■ Required task ■
Copy out the listing in full, exactly as written, but not its pictures.

[Records that describe figures]
====

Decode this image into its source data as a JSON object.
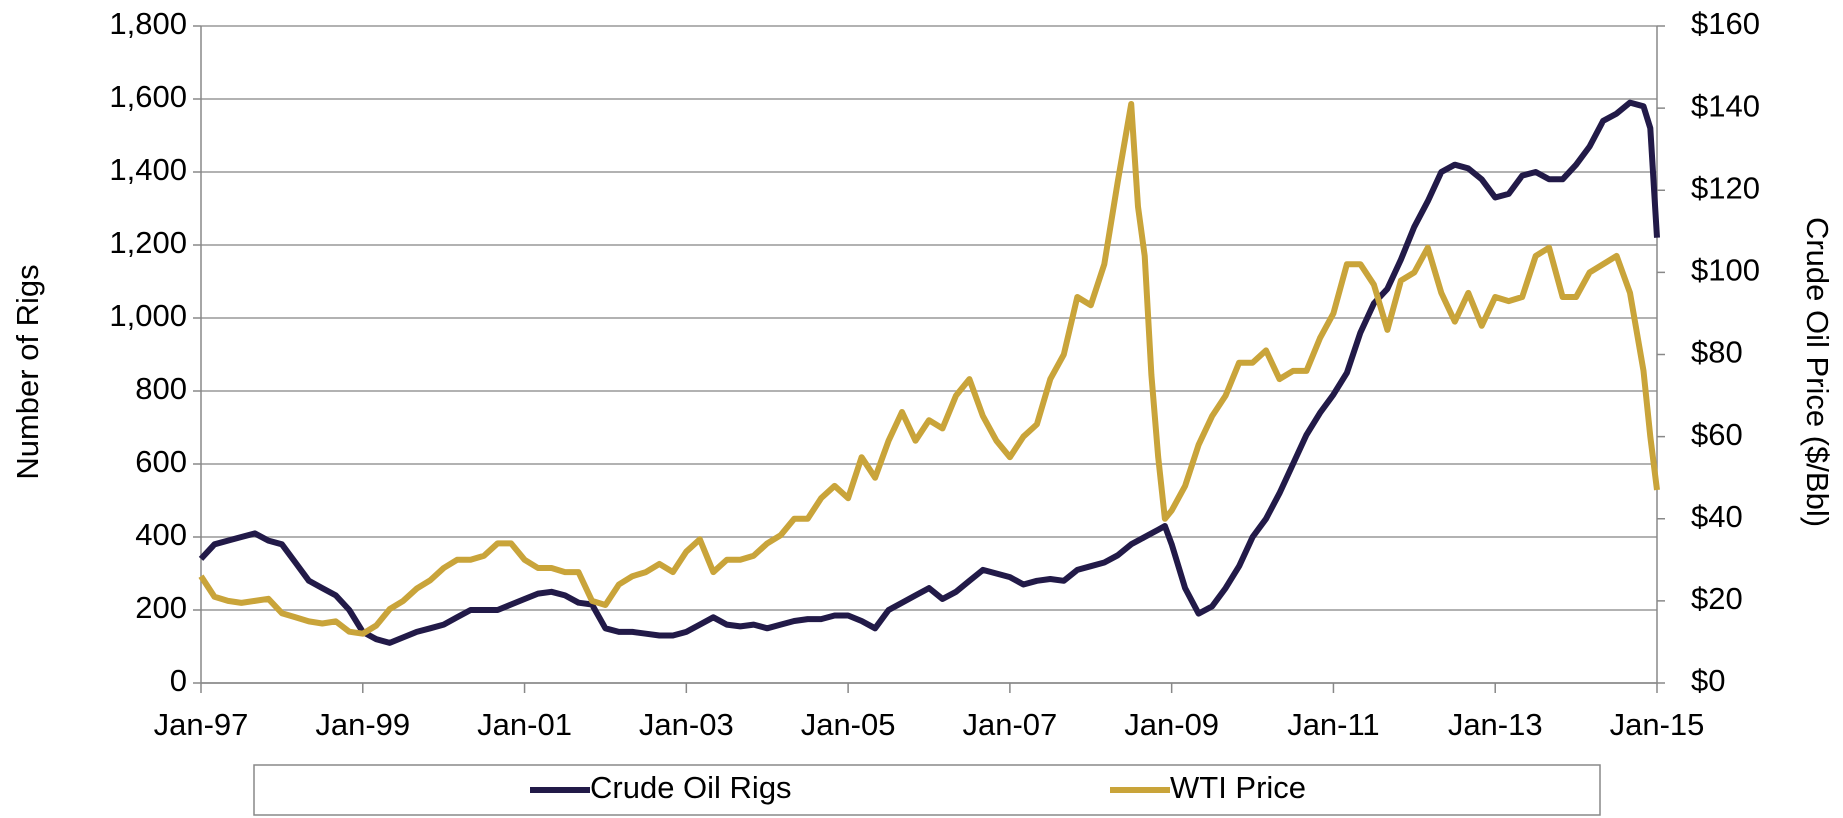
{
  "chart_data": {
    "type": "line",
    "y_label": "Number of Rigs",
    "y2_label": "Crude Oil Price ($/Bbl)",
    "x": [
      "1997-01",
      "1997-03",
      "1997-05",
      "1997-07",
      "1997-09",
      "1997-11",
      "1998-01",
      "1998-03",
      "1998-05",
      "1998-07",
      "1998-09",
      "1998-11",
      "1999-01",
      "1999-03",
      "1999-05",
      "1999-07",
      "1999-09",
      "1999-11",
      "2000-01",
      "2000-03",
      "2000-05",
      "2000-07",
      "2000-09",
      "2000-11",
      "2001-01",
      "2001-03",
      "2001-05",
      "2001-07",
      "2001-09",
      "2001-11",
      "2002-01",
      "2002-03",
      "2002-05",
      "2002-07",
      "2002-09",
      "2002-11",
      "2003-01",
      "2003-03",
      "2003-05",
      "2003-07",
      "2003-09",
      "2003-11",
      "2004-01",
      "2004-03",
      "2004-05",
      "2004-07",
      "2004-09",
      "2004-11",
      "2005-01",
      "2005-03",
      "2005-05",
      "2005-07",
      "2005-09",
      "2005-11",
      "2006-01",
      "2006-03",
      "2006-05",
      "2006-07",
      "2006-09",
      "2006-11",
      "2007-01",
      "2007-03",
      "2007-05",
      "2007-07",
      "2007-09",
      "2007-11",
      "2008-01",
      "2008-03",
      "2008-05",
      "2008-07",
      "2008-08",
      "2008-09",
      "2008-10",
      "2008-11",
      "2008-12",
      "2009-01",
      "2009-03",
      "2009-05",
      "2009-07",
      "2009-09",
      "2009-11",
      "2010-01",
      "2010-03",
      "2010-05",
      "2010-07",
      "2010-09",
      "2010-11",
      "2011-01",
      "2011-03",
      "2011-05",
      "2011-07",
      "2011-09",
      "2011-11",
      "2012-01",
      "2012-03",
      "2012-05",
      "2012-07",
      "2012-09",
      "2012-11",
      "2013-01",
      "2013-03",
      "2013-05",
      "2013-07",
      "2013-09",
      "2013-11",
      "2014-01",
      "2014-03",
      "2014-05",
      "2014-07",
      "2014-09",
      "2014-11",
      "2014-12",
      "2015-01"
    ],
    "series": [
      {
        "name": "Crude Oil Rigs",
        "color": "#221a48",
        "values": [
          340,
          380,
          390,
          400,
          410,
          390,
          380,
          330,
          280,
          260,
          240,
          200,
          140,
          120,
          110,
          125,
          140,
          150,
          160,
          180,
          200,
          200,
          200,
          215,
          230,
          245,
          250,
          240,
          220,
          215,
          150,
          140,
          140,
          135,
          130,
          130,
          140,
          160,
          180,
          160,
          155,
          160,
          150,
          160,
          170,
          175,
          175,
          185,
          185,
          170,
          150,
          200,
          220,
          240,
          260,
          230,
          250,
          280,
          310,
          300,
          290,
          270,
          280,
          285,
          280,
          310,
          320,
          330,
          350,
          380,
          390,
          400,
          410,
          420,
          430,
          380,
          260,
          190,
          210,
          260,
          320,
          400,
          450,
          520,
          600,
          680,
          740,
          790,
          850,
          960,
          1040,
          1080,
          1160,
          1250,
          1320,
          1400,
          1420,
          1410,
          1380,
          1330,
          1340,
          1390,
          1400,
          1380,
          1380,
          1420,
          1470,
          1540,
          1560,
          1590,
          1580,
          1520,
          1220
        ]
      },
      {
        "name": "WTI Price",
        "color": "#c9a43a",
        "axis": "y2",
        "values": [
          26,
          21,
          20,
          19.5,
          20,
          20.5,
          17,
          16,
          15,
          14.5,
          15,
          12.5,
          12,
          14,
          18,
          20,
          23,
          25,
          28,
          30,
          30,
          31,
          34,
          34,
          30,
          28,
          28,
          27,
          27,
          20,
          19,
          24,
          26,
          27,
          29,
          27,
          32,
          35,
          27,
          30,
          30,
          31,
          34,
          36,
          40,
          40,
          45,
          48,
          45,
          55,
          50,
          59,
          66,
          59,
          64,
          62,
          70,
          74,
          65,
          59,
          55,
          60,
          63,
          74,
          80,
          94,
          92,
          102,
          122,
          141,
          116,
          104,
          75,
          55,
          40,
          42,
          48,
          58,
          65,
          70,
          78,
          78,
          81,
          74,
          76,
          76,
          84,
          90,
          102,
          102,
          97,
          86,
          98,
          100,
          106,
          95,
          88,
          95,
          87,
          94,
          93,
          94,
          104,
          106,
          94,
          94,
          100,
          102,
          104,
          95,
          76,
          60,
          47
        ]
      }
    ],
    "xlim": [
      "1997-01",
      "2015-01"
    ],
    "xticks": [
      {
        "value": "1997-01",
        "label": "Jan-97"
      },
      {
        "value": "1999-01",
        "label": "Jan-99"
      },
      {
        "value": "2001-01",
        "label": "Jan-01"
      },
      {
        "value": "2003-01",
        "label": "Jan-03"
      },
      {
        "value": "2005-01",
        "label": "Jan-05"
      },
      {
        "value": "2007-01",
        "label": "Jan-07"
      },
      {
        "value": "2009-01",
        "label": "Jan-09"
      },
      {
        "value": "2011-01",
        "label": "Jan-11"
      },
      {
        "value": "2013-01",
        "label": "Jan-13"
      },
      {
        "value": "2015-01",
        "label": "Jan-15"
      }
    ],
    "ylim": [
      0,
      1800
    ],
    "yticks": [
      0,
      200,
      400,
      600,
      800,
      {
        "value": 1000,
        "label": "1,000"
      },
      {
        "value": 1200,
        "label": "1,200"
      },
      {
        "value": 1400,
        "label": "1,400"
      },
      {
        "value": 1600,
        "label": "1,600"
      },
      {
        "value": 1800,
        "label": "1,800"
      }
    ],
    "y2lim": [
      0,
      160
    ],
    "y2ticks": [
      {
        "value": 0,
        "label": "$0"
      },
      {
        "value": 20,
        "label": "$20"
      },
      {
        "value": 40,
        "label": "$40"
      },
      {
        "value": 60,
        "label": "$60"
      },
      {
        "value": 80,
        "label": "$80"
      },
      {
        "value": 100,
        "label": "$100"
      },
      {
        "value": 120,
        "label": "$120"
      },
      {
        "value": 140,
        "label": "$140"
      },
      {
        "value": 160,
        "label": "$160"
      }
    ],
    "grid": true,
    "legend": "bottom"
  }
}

====

■ Task output ■
Decode this image into its source data as a JSON object.
{
  "chart_data": {
    "type": "line",
    "y_label": "Number of Rigs",
    "y2_label": "Crude Oil Price ($/Bbl)",
    "x": [
      "1997-01",
      "1997-03",
      "1997-05",
      "1997-07",
      "1997-09",
      "1997-11",
      "1998-01",
      "1998-03",
      "1998-05",
      "1998-07",
      "1998-09",
      "1998-11",
      "1999-01",
      "1999-03",
      "1999-05",
      "1999-07",
      "1999-09",
      "1999-11",
      "2000-01",
      "2000-03",
      "2000-05",
      "2000-07",
      "2000-09",
      "2000-11",
      "2001-01",
      "2001-03",
      "2001-05",
      "2001-07",
      "2001-09",
      "2001-11",
      "2002-01",
      "2002-03",
      "2002-05",
      "2002-07",
      "2002-09",
      "2002-11",
      "2003-01",
      "2003-03",
      "2003-05",
      "2003-07",
      "2003-09",
      "2003-11",
      "2004-01",
      "2004-03",
      "2004-05",
      "2004-07",
      "2004-09",
      "2004-11",
      "2005-01",
      "2005-03",
      "2005-05",
      "2005-07",
      "2005-09",
      "2005-11",
      "2006-01",
      "2006-03",
      "2006-05",
      "2006-07",
      "2006-09",
      "2006-11",
      "2007-01",
      "2007-03",
      "2007-05",
      "2007-07",
      "2007-09",
      "2007-11",
      "2008-01",
      "2008-03",
      "2008-05",
      "2008-07",
      "2008-08",
      "2008-09",
      "2008-10",
      "2008-11",
      "2008-12",
      "2009-01",
      "2009-03",
      "2009-05",
      "2009-07",
      "2009-09",
      "2009-11",
      "2010-01",
      "2010-03",
      "2010-05",
      "2010-07",
      "2010-09",
      "2010-11",
      "2011-01",
      "2011-03",
      "2011-05",
      "2011-07",
      "2011-09",
      "2011-11",
      "2012-01",
      "2012-03",
      "2012-05",
      "2012-07",
      "2012-09",
      "2012-11",
      "2013-01",
      "2013-03",
      "2013-05",
      "2013-07",
      "2013-09",
      "2013-11",
      "2014-01",
      "2014-03",
      "2014-05",
      "2014-07",
      "2014-09",
      "2014-11",
      "2014-12",
      "2015-01"
    ],
    "series": [
      {
        "name": "Crude Oil Rigs",
        "color": "#221a48",
        "values": [
          340,
          380,
          390,
          400,
          410,
          390,
          380,
          330,
          280,
          260,
          240,
          200,
          140,
          120,
          110,
          125,
          140,
          150,
          160,
          180,
          200,
          200,
          200,
          215,
          230,
          245,
          250,
          240,
          220,
          215,
          150,
          140,
          140,
          135,
          130,
          130,
          140,
          160,
          180,
          160,
          155,
          160,
          150,
          160,
          170,
          175,
          175,
          185,
          185,
          170,
          150,
          200,
          220,
          240,
          260,
          230,
          250,
          280,
          310,
          300,
          290,
          270,
          280,
          285,
          280,
          310,
          320,
          330,
          350,
          380,
          390,
          400,
          410,
          420,
          430,
          380,
          260,
          190,
          210,
          260,
          320,
          400,
          450,
          520,
          600,
          680,
          740,
          790,
          850,
          960,
          1040,
          1080,
          1160,
          1250,
          1320,
          1400,
          1420,
          1410,
          1380,
          1330,
          1340,
          1390,
          1400,
          1380,
          1380,
          1420,
          1470,
          1540,
          1560,
          1590,
          1580,
          1520,
          1220
        ]
      },
      {
        "name": "WTI Price",
        "color": "#c9a43a",
        "axis": "y2",
        "values": [
          26,
          21,
          20,
          19.5,
          20,
          20.5,
          17,
          16,
          15,
          14.5,
          15,
          12.5,
          12,
          14,
          18,
          20,
          23,
          25,
          28,
          30,
          30,
          31,
          34,
          34,
          30,
          28,
          28,
          27,
          27,
          20,
          19,
          24,
          26,
          27,
          29,
          27,
          32,
          35,
          27,
          30,
          30,
          31,
          34,
          36,
          40,
          40,
          45,
          48,
          45,
          55,
          50,
          59,
          66,
          59,
          64,
          62,
          70,
          74,
          65,
          59,
          55,
          60,
          63,
          74,
          80,
          94,
          92,
          102,
          122,
          141,
          116,
          104,
          75,
          55,
          40,
          42,
          48,
          58,
          65,
          70,
          78,
          78,
          81,
          74,
          76,
          76,
          84,
          90,
          102,
          102,
          97,
          86,
          98,
          100,
          106,
          95,
          88,
          95,
          87,
          94,
          93,
          94,
          104,
          106,
          94,
          94,
          100,
          102,
          104,
          95,
          76,
          60,
          47
        ]
      }
    ],
    "xlim": [
      "1997-01",
      "2015-01"
    ],
    "xticks": [
      {
        "value": "1997-01",
        "label": "Jan-97"
      },
      {
        "value": "1999-01",
        "label": "Jan-99"
      },
      {
        "value": "2001-01",
        "label": "Jan-01"
      },
      {
        "value": "2003-01",
        "label": "Jan-03"
      },
      {
        "value": "2005-01",
        "label": "Jan-05"
      },
      {
        "value": "2007-01",
        "label": "Jan-07"
      },
      {
        "value": "2009-01",
        "label": "Jan-09"
      },
      {
        "value": "2011-01",
        "label": "Jan-11"
      },
      {
        "value": "2013-01",
        "label": "Jan-13"
      },
      {
        "value": "2015-01",
        "label": "Jan-15"
      }
    ],
    "ylim": [
      0,
      1800
    ],
    "yticks": [
      0,
      200,
      400,
      600,
      800,
      {
        "value": 1000,
        "label": "1,000"
      },
      {
        "value": 1200,
        "label": "1,200"
      },
      {
        "value": 1400,
        "label": "1,400"
      },
      {
        "value": 1600,
        "label": "1,600"
      },
      {
        "value": 1800,
        "label": "1,800"
      }
    ],
    "y2lim": [
      0,
      160
    ],
    "y2ticks": [
      {
        "value": 0,
        "label": "$0"
      },
      {
        "value": 20,
        "label": "$20"
      },
      {
        "value": 40,
        "label": "$40"
      },
      {
        "value": 60,
        "label": "$60"
      },
      {
        "value": 80,
        "label": "$80"
      },
      {
        "value": 100,
        "label": "$100"
      },
      {
        "value": 120,
        "label": "$120"
      },
      {
        "value": 140,
        "label": "$140"
      },
      {
        "value": 160,
        "label": "$160"
      }
    ],
    "grid": true,
    "legend": "bottom"
  }
}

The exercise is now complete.